— What to do —
Can you transcribe the data exactly? Leave the pictures out.

Records from a data source
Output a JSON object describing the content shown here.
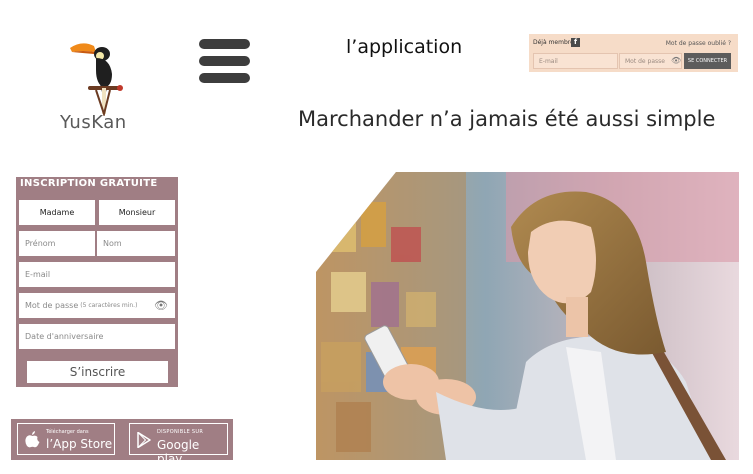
{
  "logo": {
    "text": "YusKan"
  },
  "header": {
    "title": "l’application"
  },
  "login": {
    "member_label": "Déjà membre ?",
    "facebook_icon": "facebook-icon",
    "forgot_label": "Mot de passe oublié ?",
    "email_placeholder": "E-mail",
    "password_placeholder": "Mot de passe",
    "submit_label": "SE CONNECTER"
  },
  "tagline": "Marchander n’a jamais été aussi simple",
  "registration": {
    "title": "INSCRIPTION GRATUITE",
    "gender_options": [
      "Madame",
      "Monsieur"
    ],
    "first_name_placeholder": "Prénom",
    "last_name_placeholder": "Nom",
    "email_placeholder": "E-mail",
    "password_placeholder": "Mot de passe",
    "password_hint": "(5 caractères min.)",
    "birthday_placeholder": "Date d'anniversaire",
    "submit_label": "S’inscrire"
  },
  "stores": {
    "apple_small": "Télécharger dans",
    "apple_large": "l’App Store",
    "google_small": "DISPONIBLE SUR",
    "google_large": "Google play"
  },
  "hero": {
    "image_description_icon": "woman-shopping-photo"
  },
  "colors": {
    "panel": "#a07e84",
    "login_bg": "#f6dcc8",
    "dark": "#3d3d3d"
  }
}
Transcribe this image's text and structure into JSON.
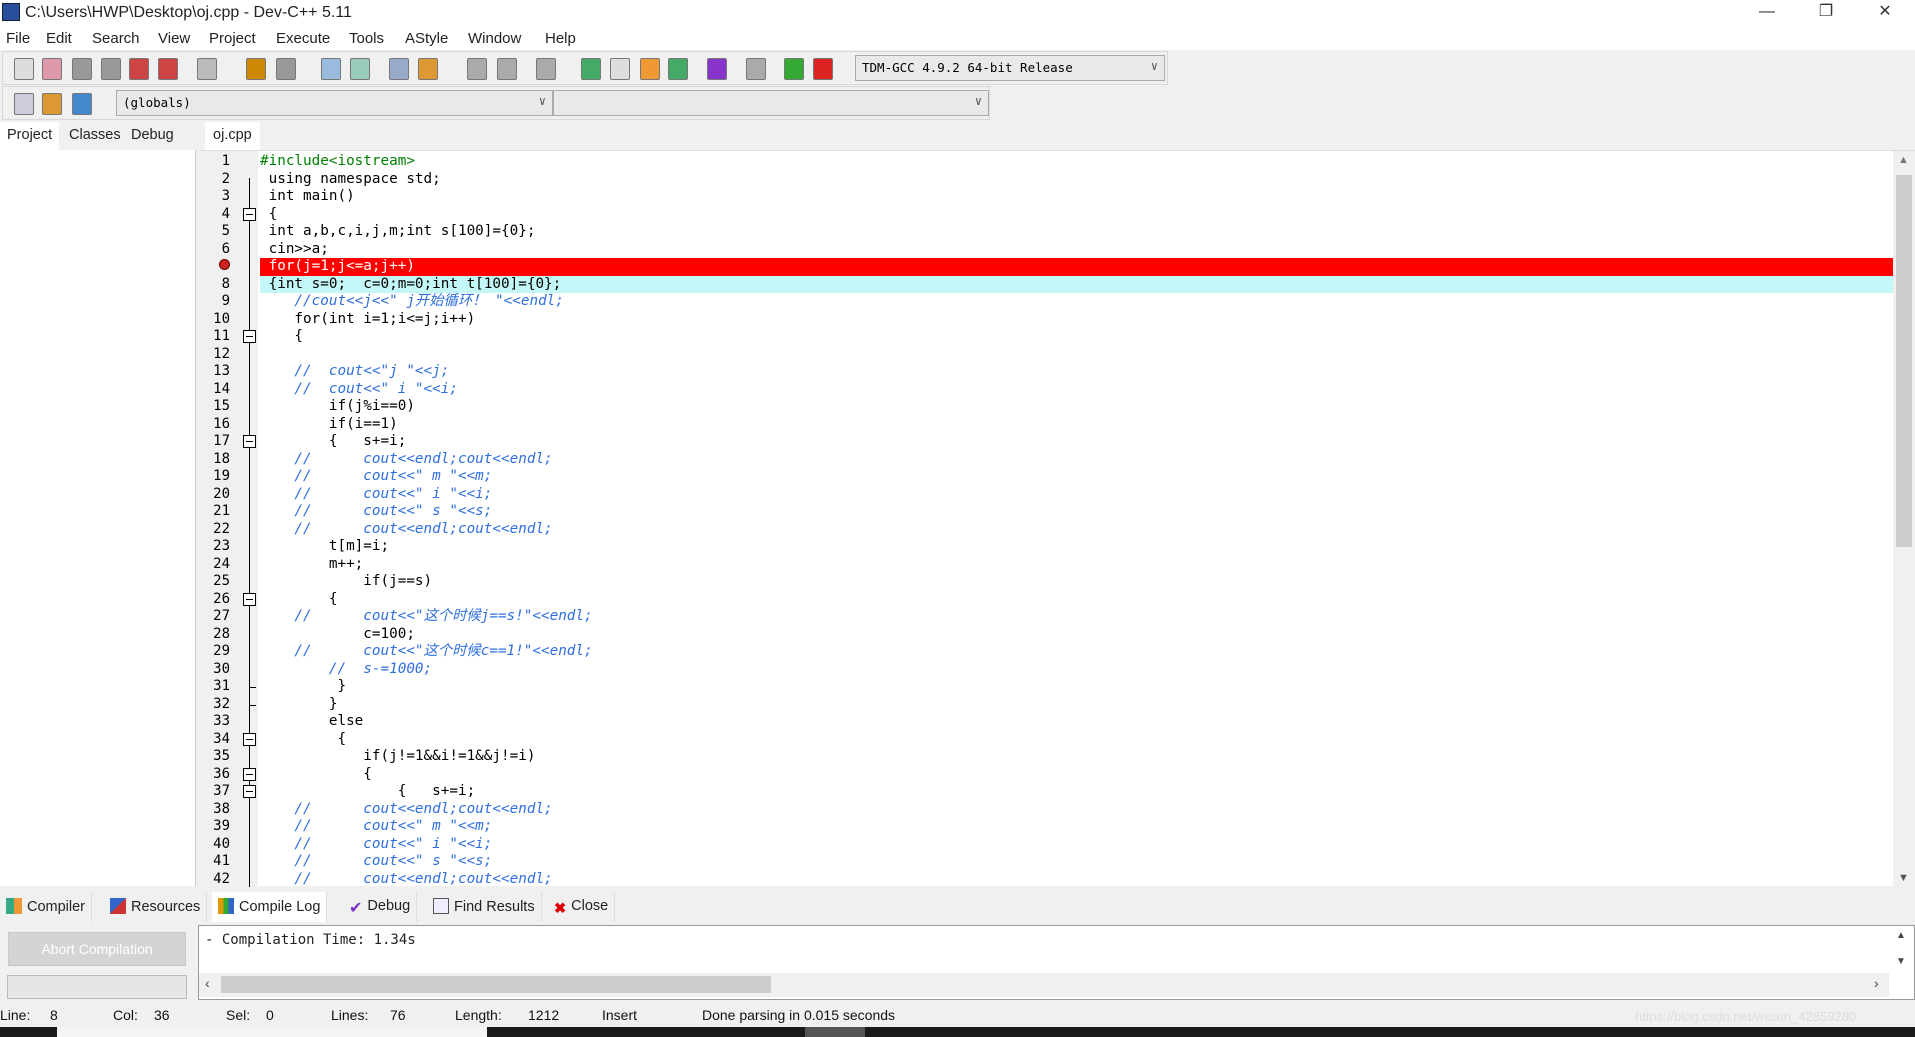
{
  "window": {
    "title": "C:\\Users\\HWP\\Desktop\\oj.cpp - Dev-C++ 5.11",
    "minimize": "—",
    "restore": "❐",
    "close": "✕"
  },
  "menu": [
    "File",
    "Edit",
    "Search",
    "View",
    "Project",
    "Execute",
    "Tools",
    "AStyle",
    "Window",
    "Help"
  ],
  "toolbar": {
    "icons": [
      "new-file",
      "open-file",
      "save",
      "save-all",
      "close-file",
      "close-all",
      "print",
      "undo",
      "redo",
      "find",
      "replace",
      "indent",
      "unindent",
      "goto-back",
      "goto-forward",
      "bookmark",
      "compile",
      "run",
      "compile-run",
      "rebuild",
      "syntax-check",
      "stop",
      "profile",
      "delete-profile"
    ],
    "compiler": "TDM-GCC 4.9.2 64-bit Release",
    "icons2": [
      "insert",
      "toggle-breakpoint",
      "goto-bookmark"
    ],
    "scope": "(globals)",
    "member": ""
  },
  "left_tabs": [
    "Project",
    "Classes",
    "Debug"
  ],
  "editor_tab": "oj.cpp",
  "code": [
    "#include<iostream>",
    " using namespace std;",
    " int main()",
    " {",
    " int a,b,c,i,j,m;int s[100]={0};",
    " cin>>a;",
    " for(j=1;j<=a;j++)",
    " {int s=0;  c=0;m=0;int t[100]={0};",
    "    //cout<<j<<\" j开始循环！ \"<<endl;",
    "    for(int i=1;i<=j;i++)",
    "    {",
    "",
    "    //  cout<<\"j \"<<j;",
    "    //  cout<<\" i \"<<i;",
    "        if(j%i==0)",
    "        if(i==1)",
    "        {   s+=i;",
    "    //      cout<<endl;cout<<endl;",
    "    //      cout<<\" m \"<<m;",
    "    //      cout<<\" i \"<<i;",
    "    //      cout<<\" s \"<<s;",
    "    //      cout<<endl;cout<<endl;",
    "        t[m]=i;",
    "        m++;",
    "            if(j==s)",
    "        {",
    "    //      cout<<\"这个时候j==s!\"<<endl;",
    "            c=100;",
    "    //      cout<<\"这个时候c==1!\"<<endl;",
    "        //  s-=1000;",
    "         }",
    "        }",
    "        else",
    "         {",
    "            if(j!=1&&i!=1&&j!=i)",
    "            {",
    "                {   s+=i;",
    "    //      cout<<endl;cout<<endl;",
    "    //      cout<<\" m \"<<m;",
    "    //      cout<<\" i \"<<i;",
    "    //      cout<<\" s \"<<s;",
    "    //      cout<<endl;cout<<endl;"
  ],
  "error_line": 7,
  "current_line": 8,
  "bottom_tabs": [
    "Compiler",
    "Resources",
    "Compile Log",
    "Debug",
    "Find Results",
    "Close"
  ],
  "abort_button": "Abort Compilation",
  "log": "- Compilation Time: 1.34s",
  "status": {
    "line_label": "Line:",
    "line": "8",
    "col_label": "Col:",
    "col": "36",
    "sel_label": "Sel:",
    "sel": "0",
    "lines_label": "Lines:",
    "lines": "76",
    "length_label": "Length:",
    "length": "1212",
    "mode": "Insert",
    "message": "Done parsing in 0.015 seconds"
  },
  "watermark": "https://blog.csdn.net/weixin_42859280",
  "colors": {
    "error_line": "#ff0000",
    "current_line": "#c4f7f7",
    "comment": "#2f6fe0",
    "symbol": "#ff0000",
    "number": "#8a00c8",
    "preprocessor": "#008000"
  }
}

— Written response —
Output a JSON object describing the content shown here.
{
  "logo": {
    "text": "YusKan"
  },
  "header": {
    "title": "l’application"
  },
  "login": {
    "member_label": "Déjà membre ?",
    "facebook_icon": "facebook-icon",
    "forgot_label": "Mot de passe oublié ?",
    "email_placeholder": "E-mail",
    "password_placeholder": "Mot de passe",
    "submit_label": "SE CONNECTER"
  },
  "tagline": "Marchander n’a jamais été aussi simple",
  "registration": {
    "title": "INSCRIPTION GRATUITE",
    "gender_options": [
      "Madame",
      "Monsieur"
    ],
    "first_name_placeholder": "Prénom",
    "last_name_placeholder": "Nom",
    "email_placeholder": "E-mail",
    "password_placeholder": "Mot de passe",
    "password_hint": "(5 caractères min.)",
    "birthday_placeholder": "Date d'anniversaire",
    "submit_label": "S’inscrire"
  },
  "stores": {
    "apple_small": "Télécharger dans",
    "apple_large": "l’App Store",
    "google_small": "DISPONIBLE SUR",
    "google_large": "Google play"
  },
  "hero": {
    "image_description_icon": "woman-shopping-photo"
  },
  "colors": {
    "panel": "#a07e84",
    "login_bg": "#f6dcc8",
    "dark": "#3d3d3d"
  }
}
Transcribe this image's text and structure into JSON.
{
  "window": {
    "title": "C:\\Users\\HWP\\Desktop\\oj.cpp - Dev-C++ 5.11",
    "minimize": "—",
    "restore": "❐",
    "close": "✕"
  },
  "menu": [
    "File",
    "Edit",
    "Search",
    "View",
    "Project",
    "Execute",
    "Tools",
    "AStyle",
    "Window",
    "Help"
  ],
  "toolbar": {
    "icons": [
      "new-file",
      "open-file",
      "save",
      "save-all",
      "close-file",
      "close-all",
      "print",
      "undo",
      "redo",
      "find",
      "replace",
      "indent",
      "unindent",
      "goto-back",
      "goto-forward",
      "bookmark",
      "compile",
      "run",
      "compile-run",
      "rebuild",
      "syntax-check",
      "stop",
      "profile",
      "delete-profile"
    ],
    "compiler": "TDM-GCC 4.9.2 64-bit Release",
    "icons2": [
      "insert",
      "toggle-breakpoint",
      "goto-bookmark"
    ],
    "scope": "(globals)",
    "member": ""
  },
  "left_tabs": [
    "Project",
    "Classes",
    "Debug"
  ],
  "editor_tab": "oj.cpp",
  "code": [
    "#include<iostream>",
    " using namespace std;",
    " int main()",
    " {",
    " int a,b,c,i,j,m;int s[100]={0};",
    " cin>>a;",
    " for(j=1;j<=a;j++)",
    " {int s=0;  c=0;m=0;int t[100]={0};",
    "    //cout<<j<<\" j开始循环！ \"<<endl;",
    "    for(int i=1;i<=j;i++)",
    "    {",
    "",
    "    //  cout<<\"j \"<<j;",
    "    //  cout<<\" i \"<<i;",
    "        if(j%i==0)",
    "        if(i==1)",
    "        {   s+=i;",
    "    //      cout<<endl;cout<<endl;",
    "    //      cout<<\" m \"<<m;",
    "    //      cout<<\" i \"<<i;",
    "    //      cout<<\" s \"<<s;",
    "    //      cout<<endl;cout<<endl;",
    "        t[m]=i;",
    "        m++;",
    "            if(j==s)",
    "        {",
    "    //      cout<<\"这个时候j==s!\"<<endl;",
    "            c=100;",
    "    //      cout<<\"这个时候c==1!\"<<endl;",
    "        //  s-=1000;",
    "         }",
    "        }",
    "        else",
    "         {",
    "            if(j!=1&&i!=1&&j!=i)",
    "            {",
    "                {   s+=i;",
    "    //      cout<<endl;cout<<endl;",
    "    //      cout<<\" m \"<<m;",
    "    //      cout<<\" i \"<<i;",
    "    //      cout<<\" s \"<<s;",
    "    //      cout<<endl;cout<<endl;"
  ],
  "error_line": 7,
  "current_line": 8,
  "bottom_tabs": [
    "Compiler",
    "Resources",
    "Compile Log",
    "Debug",
    "Find Results",
    "Close"
  ],
  "abort_button": "Abort Compilation",
  "log": "- Compilation Time: 1.34s",
  "status": {
    "line_label": "Line:",
    "line": "8",
    "col_label": "Col:",
    "col": "36",
    "sel_label": "Sel:",
    "sel": "0",
    "lines_label": "Lines:",
    "lines": "76",
    "length_label": "Length:",
    "length": "1212",
    "mode": "Insert",
    "message": "Done parsing in 0.015 seconds"
  },
  "watermark": "https://blog.csdn.net/weixin_42859280",
  "colors": {
    "error_line": "#ff0000",
    "current_line": "#c4f7f7",
    "comment": "#2f6fe0",
    "symbol": "#ff0000",
    "number": "#8a00c8",
    "preprocessor": "#008000"
  }
}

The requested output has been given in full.